- Required work
Exactly as written, retype the listing below, omitting the pictures.

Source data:
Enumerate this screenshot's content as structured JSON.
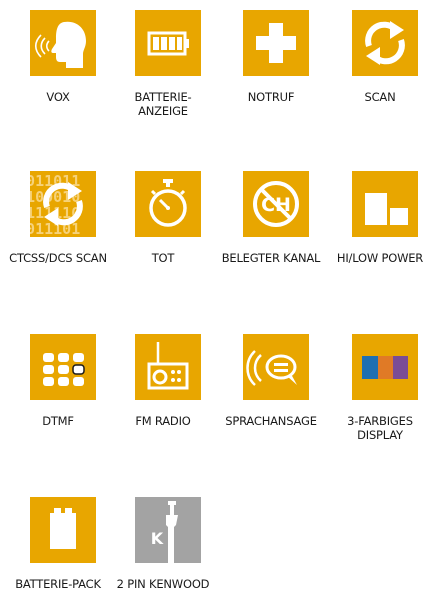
{
  "colors": {
    "tile": "#e8a600",
    "tile_gray": "#a3a3a3",
    "icon": "#ffffff",
    "text": "#1a1a1a"
  },
  "features": [
    {
      "label": "VOX",
      "icon": "speaking-head-icon"
    },
    {
      "label": "BATTERIE-\nANZEIGE",
      "icon": "battery-icon"
    },
    {
      "label": "NOTRUF",
      "icon": "cross-icon"
    },
    {
      "label": "SCAN",
      "icon": "cycle-arrows-icon"
    },
    {
      "label": "CTCSS/DCS SCAN",
      "icon": "binary-cycle-icon",
      "glyph_text": "10011011\n11100010\n10111110\n01011101"
    },
    {
      "label": "TOT",
      "icon": "stopwatch-icon"
    },
    {
      "label": "BELEGTER KANAL",
      "icon": "channel-busy-icon",
      "glyph_text": "CH"
    },
    {
      "label": "HI/LOW POWER",
      "icon": "power-blocks-icon"
    },
    {
      "label": "DTMF",
      "icon": "keypad-icon"
    },
    {
      "label": "FM RADIO",
      "icon": "radio-icon"
    },
    {
      "label": "SPRACHANSAGE",
      "icon": "speech-bubble-icon"
    },
    {
      "label": "3-FARBIGES\nDISPLAY",
      "icon": "color-display-icon",
      "display_colors": [
        "#1f6fb2",
        "#e07a26",
        "#7a4c96"
      ]
    },
    {
      "label": "BATTERIE-PACK",
      "icon": "battery-pack-icon"
    },
    {
      "label": "2 PIN KENWOOD",
      "icon": "kenwood-plug-icon",
      "glyph_text": "K"
    }
  ]
}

- Response to this task
Enumerate this screenshot's content as structured JSON.
{
  "colors": {
    "tile": "#e8a600",
    "tile_gray": "#a3a3a3",
    "icon": "#ffffff",
    "text": "#1a1a1a"
  },
  "features": [
    {
      "label": "VOX",
      "icon": "speaking-head-icon"
    },
    {
      "label": "BATTERIE-\nANZEIGE",
      "icon": "battery-icon"
    },
    {
      "label": "NOTRUF",
      "icon": "cross-icon"
    },
    {
      "label": "SCAN",
      "icon": "cycle-arrows-icon"
    },
    {
      "label": "CTCSS/DCS SCAN",
      "icon": "binary-cycle-icon",
      "glyph_text": "10011011\n11100010\n10111110\n01011101"
    },
    {
      "label": "TOT",
      "icon": "stopwatch-icon"
    },
    {
      "label": "BELEGTER KANAL",
      "icon": "channel-busy-icon",
      "glyph_text": "CH"
    },
    {
      "label": "HI/LOW POWER",
      "icon": "power-blocks-icon"
    },
    {
      "label": "DTMF",
      "icon": "keypad-icon"
    },
    {
      "label": "FM RADIO",
      "icon": "radio-icon"
    },
    {
      "label": "SPRACHANSAGE",
      "icon": "speech-bubble-icon"
    },
    {
      "label": "3-FARBIGES\nDISPLAY",
      "icon": "color-display-icon",
      "display_colors": [
        "#1f6fb2",
        "#e07a26",
        "#7a4c96"
      ]
    },
    {
      "label": "BATTERIE-PACK",
      "icon": "battery-pack-icon"
    },
    {
      "label": "2 PIN KENWOOD",
      "icon": "kenwood-plug-icon",
      "glyph_text": "K"
    }
  ]
}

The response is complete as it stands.